● **EXERCISE DIRECTIONS**
Copy each line below that contains "Parque".

● **SUPPLIED MATERIAL**
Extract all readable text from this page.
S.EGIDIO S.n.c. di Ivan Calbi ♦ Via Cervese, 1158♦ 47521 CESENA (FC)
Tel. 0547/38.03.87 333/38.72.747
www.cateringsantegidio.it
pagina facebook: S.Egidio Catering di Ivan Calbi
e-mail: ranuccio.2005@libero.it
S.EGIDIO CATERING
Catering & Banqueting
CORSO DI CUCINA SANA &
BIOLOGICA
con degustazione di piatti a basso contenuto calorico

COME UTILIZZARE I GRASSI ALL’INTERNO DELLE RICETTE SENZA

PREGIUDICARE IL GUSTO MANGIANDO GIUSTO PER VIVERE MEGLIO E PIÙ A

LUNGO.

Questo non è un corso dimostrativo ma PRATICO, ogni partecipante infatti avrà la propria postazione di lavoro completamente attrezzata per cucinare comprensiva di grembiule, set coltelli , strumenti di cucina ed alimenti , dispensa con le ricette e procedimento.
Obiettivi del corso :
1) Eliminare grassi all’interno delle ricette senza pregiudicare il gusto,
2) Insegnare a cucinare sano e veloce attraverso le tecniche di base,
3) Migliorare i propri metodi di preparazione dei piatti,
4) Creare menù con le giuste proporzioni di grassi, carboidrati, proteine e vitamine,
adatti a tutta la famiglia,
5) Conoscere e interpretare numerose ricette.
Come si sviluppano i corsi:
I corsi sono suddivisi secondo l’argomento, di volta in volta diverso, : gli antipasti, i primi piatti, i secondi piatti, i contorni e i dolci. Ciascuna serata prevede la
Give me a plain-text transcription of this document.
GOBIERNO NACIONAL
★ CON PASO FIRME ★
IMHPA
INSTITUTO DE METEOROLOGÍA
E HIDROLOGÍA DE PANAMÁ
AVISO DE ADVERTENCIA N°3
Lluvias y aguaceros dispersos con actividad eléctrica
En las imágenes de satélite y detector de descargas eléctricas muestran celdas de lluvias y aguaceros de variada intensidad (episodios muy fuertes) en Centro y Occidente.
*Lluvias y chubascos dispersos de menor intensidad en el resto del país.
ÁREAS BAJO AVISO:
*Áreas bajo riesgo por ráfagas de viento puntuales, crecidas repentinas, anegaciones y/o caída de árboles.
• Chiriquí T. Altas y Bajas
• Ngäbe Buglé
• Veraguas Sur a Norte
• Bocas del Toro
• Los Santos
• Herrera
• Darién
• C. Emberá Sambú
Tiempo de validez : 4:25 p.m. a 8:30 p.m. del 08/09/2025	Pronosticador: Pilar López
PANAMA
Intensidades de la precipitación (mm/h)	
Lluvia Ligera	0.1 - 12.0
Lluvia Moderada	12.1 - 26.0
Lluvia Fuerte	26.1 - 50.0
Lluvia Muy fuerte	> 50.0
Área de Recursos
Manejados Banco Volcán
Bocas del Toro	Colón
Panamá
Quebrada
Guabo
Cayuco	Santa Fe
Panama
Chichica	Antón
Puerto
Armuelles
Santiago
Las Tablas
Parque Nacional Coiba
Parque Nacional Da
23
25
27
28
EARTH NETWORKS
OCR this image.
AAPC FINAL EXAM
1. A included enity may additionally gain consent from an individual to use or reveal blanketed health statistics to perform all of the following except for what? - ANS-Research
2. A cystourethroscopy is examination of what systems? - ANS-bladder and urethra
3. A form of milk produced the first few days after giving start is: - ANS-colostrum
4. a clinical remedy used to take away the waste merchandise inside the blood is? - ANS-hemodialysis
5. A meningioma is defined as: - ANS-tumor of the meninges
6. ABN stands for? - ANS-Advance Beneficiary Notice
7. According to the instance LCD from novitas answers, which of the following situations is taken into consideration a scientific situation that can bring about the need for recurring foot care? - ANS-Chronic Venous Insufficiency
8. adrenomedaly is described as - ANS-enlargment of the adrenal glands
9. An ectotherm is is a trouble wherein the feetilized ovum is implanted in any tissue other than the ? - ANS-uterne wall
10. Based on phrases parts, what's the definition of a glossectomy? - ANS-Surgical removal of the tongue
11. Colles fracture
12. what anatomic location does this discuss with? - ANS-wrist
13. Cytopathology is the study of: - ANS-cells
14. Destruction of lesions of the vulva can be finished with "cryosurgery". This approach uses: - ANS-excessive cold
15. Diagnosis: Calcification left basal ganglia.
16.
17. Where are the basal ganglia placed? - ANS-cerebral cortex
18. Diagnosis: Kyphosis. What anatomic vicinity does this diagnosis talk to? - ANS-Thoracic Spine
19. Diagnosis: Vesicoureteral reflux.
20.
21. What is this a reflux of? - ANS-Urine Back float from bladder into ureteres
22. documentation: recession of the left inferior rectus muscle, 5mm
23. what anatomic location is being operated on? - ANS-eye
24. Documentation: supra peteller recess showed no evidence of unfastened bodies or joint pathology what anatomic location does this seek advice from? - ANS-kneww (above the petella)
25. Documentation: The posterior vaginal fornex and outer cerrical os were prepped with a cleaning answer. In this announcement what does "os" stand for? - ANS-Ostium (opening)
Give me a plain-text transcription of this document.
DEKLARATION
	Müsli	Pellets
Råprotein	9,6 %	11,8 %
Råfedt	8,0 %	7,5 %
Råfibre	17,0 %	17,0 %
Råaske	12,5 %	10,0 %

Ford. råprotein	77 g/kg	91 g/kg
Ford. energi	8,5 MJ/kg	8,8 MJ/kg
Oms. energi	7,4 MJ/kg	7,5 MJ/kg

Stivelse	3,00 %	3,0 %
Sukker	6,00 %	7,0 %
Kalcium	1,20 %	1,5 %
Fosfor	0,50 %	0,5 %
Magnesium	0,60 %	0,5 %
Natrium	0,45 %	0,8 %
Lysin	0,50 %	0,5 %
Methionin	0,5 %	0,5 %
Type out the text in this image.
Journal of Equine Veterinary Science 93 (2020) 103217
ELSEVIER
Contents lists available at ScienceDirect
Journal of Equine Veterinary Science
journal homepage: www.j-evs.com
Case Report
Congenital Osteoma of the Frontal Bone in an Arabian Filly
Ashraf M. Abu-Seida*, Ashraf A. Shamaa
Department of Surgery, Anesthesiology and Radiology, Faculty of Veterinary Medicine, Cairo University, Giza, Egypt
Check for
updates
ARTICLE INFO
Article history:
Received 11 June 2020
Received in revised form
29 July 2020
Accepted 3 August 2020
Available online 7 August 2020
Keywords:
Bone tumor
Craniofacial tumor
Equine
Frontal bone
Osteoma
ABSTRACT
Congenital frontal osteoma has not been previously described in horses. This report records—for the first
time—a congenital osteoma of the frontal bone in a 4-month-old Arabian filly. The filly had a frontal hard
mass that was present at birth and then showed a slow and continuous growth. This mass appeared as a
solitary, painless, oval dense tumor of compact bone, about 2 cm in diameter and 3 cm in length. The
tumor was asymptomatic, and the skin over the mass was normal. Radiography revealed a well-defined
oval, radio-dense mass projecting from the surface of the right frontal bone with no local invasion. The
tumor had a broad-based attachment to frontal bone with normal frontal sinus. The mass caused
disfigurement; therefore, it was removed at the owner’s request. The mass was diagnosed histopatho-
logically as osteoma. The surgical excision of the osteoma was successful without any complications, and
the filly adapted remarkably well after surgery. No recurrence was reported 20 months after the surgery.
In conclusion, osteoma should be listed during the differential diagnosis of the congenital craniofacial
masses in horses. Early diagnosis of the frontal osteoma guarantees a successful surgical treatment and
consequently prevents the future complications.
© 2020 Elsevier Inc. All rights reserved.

● **EXERCISE ANSWER**
Parque Nacional Coiba
Parque Nacional Da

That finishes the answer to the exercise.